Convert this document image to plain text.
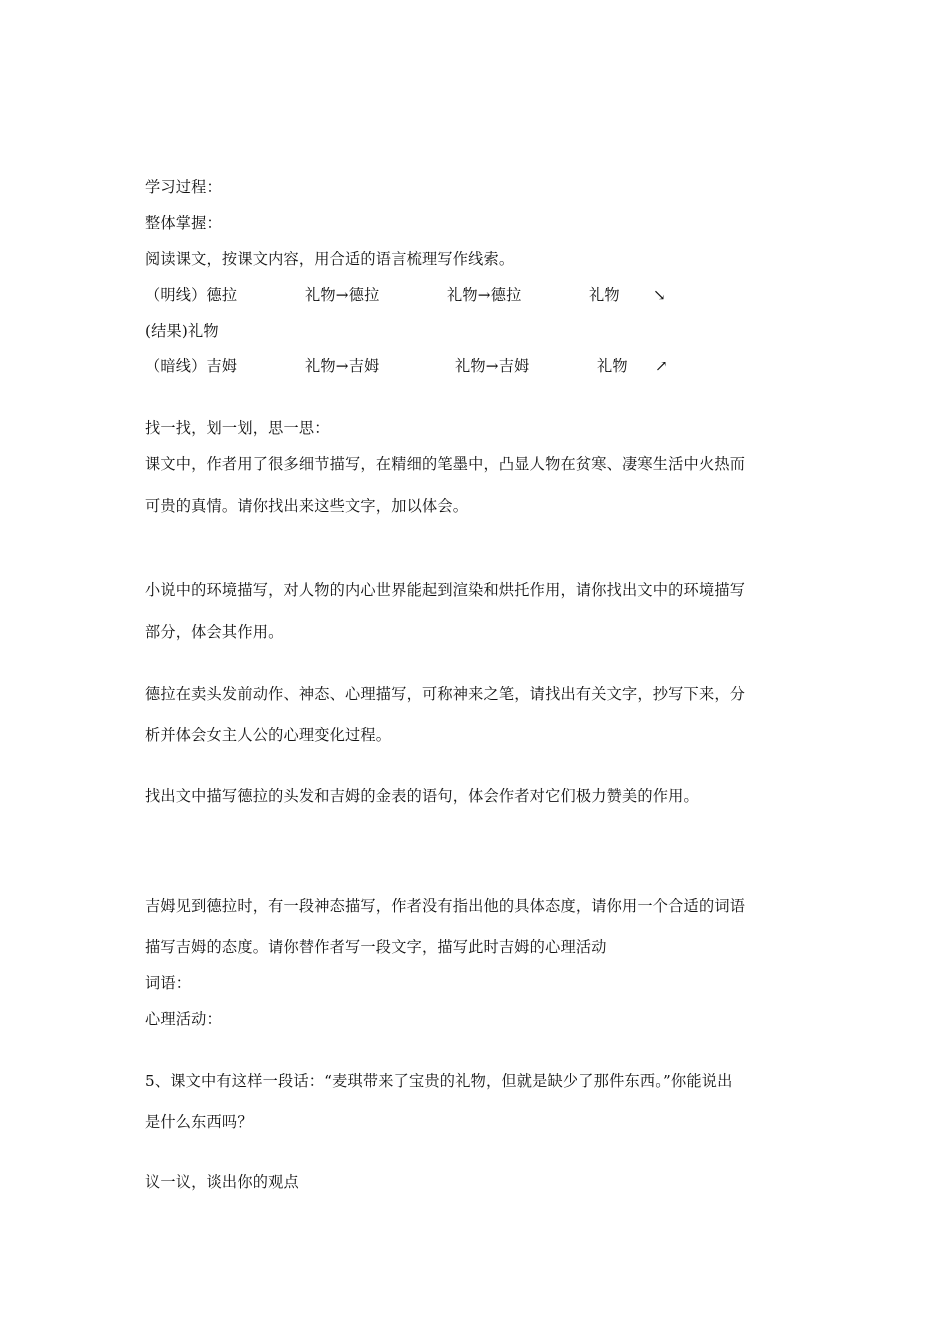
学习过程：

整体掌握：

阅读课文，按课文内容，用合适的语言梳理写作线索。

（明线）德拉	礼物→德拉	礼物→德拉	礼物 ↘

(结果)礼物

（暗线）吉姆	礼物→吉姆	礼物→吉姆	礼物 ↗

找一找，划一划，思一思：

课文中，作者用了很多细节描写，在精细的笔墨中，凸显人物在贫寒、凄寒生活中火热而

可贵的真情。请你找出来这些文字，加以体会。

小说中的环境描写，对人物的内心世界能起到渲染和烘托作用，请你找出文中的环境描写

部分，体会其作用。

德拉在卖头发前动作、神态、心理描写，可称神来之笔，请找出有关文字，抄写下来，分

析并体会女主人公的心理变化过程。

找出文中描写德拉的头发和吉姆的金表的语句，体会作者对它们极力赞美的作用。

吉姆见到德拉时，有一段神态描写，作者没有指出他的具体态度，请你用一个合适的词语

描写吉姆的态度。请你替作者写一段文字，描写此时吉姆的心理活动

词语：

心理活动：

5、课文中有这样一段话：“麦琪带来了宝贵的礼物，但就是缺少了那件东西。”你能说出

是什么东西吗？

议一议，谈出你的观点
========================================================================
= Stated exercise =
Omit the pictures. Output every record above word for word.

= Task solution =
Convert this document image to plain text.
学习过程：

整体掌握：

阅读课文，按课文内容，用合适的语言梳理写作线索。

（明线）德拉	礼物→德拉	礼物→德拉	礼物 ↘

(结果)礼物

（暗线）吉姆	礼物→吉姆	礼物→吉姆	礼物 ↗

找一找，划一划，思一思：

课文中，作者用了很多细节描写，在精细的笔墨中，凸显人物在贫寒、凄寒生活中火热而

可贵的真情。请你找出来这些文字，加以体会。

小说中的环境描写，对人物的内心世界能起到渲染和烘托作用，请你找出文中的环境描写

部分，体会其作用。

德拉在卖头发前动作、神态、心理描写，可称神来之笔，请找出有关文字，抄写下来，分

析并体会女主人公的心理变化过程。

找出文中描写德拉的头发和吉姆的金表的语句，体会作者对它们极力赞美的作用。

吉姆见到德拉时，有一段神态描写，作者没有指出他的具体态度，请你用一个合适的词语

描写吉姆的态度。请你替作者写一段文字，描写此时吉姆的心理活动

词语：

心理活动：

5、课文中有这样一段话：“麦琪带来了宝贵的礼物，但就是缺少了那件东西。”你能说出

是什么东西吗？

议一议，谈出你的观点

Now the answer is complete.